▶ Task objective
Revise the records from the line with "Patent image size: (893, 619)." to the line with "The connection terminal 341b", swapping "circuit configuration" for "circuit layout" and keeping everything else as it is. Return only those lines.

──────

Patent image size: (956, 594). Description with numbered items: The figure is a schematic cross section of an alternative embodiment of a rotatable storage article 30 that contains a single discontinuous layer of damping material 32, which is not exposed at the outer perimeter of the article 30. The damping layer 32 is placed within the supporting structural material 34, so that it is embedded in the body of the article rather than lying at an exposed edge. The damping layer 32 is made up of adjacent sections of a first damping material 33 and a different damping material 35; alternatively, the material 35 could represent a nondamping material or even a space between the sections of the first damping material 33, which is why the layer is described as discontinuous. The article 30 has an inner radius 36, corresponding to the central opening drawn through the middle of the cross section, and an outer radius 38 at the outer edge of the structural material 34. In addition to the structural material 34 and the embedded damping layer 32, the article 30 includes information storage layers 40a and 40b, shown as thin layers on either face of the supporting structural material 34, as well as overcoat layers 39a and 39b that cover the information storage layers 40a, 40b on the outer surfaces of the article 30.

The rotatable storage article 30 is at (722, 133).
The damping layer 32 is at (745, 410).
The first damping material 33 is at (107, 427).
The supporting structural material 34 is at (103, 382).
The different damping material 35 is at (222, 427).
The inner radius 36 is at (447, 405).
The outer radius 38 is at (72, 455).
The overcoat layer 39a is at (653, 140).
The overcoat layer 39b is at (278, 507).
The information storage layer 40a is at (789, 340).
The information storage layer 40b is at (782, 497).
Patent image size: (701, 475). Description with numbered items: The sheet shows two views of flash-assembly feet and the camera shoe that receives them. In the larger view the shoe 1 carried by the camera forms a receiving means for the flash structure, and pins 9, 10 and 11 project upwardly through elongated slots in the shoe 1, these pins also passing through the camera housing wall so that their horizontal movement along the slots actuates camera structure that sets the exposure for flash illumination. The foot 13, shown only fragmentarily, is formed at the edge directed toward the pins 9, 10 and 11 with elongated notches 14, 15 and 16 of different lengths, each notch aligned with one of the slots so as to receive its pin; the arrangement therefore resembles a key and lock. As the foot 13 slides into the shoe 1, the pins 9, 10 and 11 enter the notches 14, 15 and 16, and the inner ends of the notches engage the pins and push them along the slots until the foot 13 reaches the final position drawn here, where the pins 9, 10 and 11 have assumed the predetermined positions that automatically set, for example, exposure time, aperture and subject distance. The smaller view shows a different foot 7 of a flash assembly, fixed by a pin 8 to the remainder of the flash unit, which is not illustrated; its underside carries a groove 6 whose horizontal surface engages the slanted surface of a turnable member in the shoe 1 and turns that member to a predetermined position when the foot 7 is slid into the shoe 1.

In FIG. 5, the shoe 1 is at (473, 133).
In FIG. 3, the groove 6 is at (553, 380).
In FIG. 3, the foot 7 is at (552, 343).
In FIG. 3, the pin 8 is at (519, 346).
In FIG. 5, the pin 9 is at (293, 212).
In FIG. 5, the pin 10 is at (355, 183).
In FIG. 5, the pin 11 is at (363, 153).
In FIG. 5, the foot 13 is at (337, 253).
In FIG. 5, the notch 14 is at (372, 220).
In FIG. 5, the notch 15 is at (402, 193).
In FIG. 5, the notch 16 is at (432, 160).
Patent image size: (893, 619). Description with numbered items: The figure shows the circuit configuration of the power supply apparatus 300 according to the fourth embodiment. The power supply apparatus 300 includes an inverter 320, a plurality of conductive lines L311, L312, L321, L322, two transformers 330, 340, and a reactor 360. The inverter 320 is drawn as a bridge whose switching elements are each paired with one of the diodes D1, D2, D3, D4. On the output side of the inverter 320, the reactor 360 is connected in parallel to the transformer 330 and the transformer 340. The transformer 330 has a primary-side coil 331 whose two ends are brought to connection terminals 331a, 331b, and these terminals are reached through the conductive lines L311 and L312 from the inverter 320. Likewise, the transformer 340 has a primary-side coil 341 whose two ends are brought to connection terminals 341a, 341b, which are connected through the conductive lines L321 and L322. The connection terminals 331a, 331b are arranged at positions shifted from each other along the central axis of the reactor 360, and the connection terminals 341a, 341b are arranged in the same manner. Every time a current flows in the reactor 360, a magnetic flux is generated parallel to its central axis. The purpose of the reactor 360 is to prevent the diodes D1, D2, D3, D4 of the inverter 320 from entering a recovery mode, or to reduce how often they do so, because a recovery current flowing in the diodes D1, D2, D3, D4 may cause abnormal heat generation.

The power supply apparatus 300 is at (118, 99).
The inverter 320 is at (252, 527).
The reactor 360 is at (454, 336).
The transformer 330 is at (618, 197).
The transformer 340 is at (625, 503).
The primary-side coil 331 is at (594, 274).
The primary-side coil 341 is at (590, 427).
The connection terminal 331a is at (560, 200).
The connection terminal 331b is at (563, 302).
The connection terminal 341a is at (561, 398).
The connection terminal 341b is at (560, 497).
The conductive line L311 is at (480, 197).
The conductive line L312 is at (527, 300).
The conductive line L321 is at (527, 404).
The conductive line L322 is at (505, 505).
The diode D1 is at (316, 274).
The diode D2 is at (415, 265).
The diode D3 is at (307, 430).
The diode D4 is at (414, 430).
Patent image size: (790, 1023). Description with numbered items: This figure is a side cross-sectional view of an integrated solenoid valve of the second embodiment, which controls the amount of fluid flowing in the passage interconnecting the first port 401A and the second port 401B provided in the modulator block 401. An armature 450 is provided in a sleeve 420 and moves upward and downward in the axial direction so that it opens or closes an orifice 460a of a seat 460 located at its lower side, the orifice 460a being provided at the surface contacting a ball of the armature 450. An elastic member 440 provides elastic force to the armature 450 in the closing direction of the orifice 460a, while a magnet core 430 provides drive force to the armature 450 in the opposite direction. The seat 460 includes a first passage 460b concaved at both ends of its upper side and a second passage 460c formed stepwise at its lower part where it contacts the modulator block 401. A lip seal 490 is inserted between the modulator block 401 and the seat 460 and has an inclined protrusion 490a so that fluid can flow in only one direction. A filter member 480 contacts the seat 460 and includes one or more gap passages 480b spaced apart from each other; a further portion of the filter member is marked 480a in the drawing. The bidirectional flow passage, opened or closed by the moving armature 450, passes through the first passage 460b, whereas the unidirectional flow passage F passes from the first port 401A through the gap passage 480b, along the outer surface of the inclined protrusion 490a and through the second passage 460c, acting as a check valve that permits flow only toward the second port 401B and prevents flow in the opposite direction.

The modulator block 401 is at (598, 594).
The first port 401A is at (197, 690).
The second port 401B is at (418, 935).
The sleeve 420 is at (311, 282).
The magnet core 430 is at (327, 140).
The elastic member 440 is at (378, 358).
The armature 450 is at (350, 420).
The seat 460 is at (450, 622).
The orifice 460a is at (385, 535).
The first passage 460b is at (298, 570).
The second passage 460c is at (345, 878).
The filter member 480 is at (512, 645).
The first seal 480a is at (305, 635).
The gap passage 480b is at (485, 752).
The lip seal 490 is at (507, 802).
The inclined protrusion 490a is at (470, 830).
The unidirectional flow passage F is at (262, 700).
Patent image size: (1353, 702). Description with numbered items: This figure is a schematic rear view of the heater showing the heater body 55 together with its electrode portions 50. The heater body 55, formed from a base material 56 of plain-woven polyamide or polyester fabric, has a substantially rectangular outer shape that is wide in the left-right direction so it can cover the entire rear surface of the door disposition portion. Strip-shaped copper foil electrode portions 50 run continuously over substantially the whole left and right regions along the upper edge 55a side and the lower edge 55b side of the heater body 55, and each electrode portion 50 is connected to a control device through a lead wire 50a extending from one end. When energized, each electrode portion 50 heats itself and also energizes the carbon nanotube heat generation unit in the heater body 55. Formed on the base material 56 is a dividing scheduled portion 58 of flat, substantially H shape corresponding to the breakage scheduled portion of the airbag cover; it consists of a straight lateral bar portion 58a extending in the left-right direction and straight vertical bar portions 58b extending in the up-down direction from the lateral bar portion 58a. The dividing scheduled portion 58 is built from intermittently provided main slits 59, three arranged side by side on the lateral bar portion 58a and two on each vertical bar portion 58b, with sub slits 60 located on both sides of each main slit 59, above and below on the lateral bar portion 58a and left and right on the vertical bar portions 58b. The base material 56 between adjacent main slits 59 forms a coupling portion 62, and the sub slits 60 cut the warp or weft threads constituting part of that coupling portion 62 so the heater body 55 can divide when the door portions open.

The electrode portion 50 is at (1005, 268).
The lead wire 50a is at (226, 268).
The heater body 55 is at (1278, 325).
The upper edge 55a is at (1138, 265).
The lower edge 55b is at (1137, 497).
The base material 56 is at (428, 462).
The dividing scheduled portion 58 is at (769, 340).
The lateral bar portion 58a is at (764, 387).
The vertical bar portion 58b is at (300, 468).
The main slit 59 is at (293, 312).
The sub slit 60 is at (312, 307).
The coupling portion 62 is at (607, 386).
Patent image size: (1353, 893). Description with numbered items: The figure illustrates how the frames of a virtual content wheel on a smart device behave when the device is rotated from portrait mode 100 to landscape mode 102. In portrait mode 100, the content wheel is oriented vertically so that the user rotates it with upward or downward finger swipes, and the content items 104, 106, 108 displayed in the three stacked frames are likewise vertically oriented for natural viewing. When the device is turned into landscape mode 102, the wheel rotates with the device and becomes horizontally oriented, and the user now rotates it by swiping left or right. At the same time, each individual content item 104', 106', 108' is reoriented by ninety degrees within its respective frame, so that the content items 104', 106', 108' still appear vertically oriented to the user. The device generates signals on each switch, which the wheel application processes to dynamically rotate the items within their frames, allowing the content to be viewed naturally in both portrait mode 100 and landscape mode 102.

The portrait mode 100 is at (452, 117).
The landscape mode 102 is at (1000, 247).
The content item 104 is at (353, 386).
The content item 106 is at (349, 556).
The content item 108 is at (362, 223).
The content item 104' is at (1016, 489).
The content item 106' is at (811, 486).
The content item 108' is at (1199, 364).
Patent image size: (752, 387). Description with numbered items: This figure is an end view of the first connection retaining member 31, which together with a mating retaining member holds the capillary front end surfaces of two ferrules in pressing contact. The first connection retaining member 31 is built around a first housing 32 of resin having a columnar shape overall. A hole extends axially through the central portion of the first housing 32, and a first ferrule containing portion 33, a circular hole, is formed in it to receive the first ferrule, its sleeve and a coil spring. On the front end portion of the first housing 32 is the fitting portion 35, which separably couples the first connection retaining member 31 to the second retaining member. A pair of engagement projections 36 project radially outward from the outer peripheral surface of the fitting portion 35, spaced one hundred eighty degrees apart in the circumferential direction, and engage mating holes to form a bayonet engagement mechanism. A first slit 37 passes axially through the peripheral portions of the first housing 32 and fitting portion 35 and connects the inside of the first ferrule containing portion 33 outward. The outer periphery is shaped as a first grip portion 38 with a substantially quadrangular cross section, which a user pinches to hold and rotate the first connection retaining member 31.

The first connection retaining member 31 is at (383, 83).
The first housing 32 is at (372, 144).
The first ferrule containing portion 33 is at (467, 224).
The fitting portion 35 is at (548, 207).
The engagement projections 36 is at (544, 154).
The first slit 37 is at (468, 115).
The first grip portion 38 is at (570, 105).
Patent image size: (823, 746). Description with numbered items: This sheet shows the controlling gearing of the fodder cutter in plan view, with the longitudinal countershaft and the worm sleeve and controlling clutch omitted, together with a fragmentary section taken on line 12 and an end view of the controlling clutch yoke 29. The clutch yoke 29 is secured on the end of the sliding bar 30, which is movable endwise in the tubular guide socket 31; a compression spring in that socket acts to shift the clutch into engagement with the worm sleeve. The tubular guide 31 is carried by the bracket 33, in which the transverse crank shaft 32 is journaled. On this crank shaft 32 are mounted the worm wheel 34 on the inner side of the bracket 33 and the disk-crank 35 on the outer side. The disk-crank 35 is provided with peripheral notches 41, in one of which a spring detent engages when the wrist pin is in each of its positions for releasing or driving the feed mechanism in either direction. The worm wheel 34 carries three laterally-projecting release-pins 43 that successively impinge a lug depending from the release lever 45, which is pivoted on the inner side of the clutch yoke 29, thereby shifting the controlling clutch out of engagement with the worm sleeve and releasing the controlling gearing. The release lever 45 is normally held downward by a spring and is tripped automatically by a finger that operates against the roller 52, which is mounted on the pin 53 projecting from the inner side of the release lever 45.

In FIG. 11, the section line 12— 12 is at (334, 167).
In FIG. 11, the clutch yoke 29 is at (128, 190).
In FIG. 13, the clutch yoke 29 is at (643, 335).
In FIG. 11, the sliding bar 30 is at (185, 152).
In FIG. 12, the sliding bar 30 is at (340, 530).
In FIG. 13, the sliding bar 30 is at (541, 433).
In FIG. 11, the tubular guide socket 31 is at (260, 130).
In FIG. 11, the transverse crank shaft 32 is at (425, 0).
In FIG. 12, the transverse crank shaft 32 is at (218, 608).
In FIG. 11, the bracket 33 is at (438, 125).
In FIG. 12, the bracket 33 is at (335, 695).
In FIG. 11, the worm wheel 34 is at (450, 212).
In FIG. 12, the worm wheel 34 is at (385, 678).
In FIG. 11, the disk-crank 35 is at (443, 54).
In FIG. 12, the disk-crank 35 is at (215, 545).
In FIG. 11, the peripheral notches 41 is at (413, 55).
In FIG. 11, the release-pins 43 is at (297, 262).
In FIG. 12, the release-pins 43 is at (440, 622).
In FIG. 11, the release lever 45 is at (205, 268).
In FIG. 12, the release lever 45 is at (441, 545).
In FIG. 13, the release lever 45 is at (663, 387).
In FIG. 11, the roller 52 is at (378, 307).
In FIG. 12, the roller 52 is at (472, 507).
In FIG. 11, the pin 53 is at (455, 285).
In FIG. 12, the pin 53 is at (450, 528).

──────

▶ Result of the task
Patent image size: (893, 619). Description with numbered items: The figure shows the circuit layout of the power supply apparatus 300 according to the fourth embodiment. The power supply apparatus 300 includes an inverter 320, a plurality of conductive lines L311, L312, L321, L322, two transformers 330, 340, and a reactor 360. The inverter 320 is drawn as a bridge whose switching elements are each paired with one of the diodes D1, D2, D3, D4. On the output side of the inverter 320, the reactor 360 is connected in parallel to the transformer 330 and the transformer 340. The transformer 330 has a primary-side coil 331 whose two ends are brought to connection terminals 331a, 331b, and these terminals are reached through the conductive lines L311 and L312 from the inverter 320. Likewise, the transformer 340 has a primary-side coil 341 whose two ends are brought to connection terminals 341a, 341b, which are connected through the conductive lines L321 and L322. The connection terminals 331a, 331b are arranged at positions shifted from each other along the central axis of the reactor 360, and the connection terminals 341a, 341b are arranged in the same manner. Every time a current flows in the reactor 360, a magnetic flux is generated parallel to its central axis. The purpose of the reactor 360 is to prevent the diodes D1, D2, D3, D4 of the inverter 320 from entering a recovery mode, or to reduce how often they do so, because a recovery current flowing in the diodes D1, D2, D3, D4 may cause abnormal heat generation.

The power supply apparatus 300 is at (118, 99).
The inverter 320 is at (252, 527).
The reactor 360 is at (454, 336).
The transformer 330 is at (618, 197).
The transformer 340 is at (625, 503).
The primary-side coil 331 is at (594, 274).
The primary-side coil 341 is at (590, 427).
The connection terminal 331a is at (560, 200).
The connection terminal 331b is at (563, 302).
The connection terminal 341a is at (561, 398).
The connection terminal 341b is at (560, 497).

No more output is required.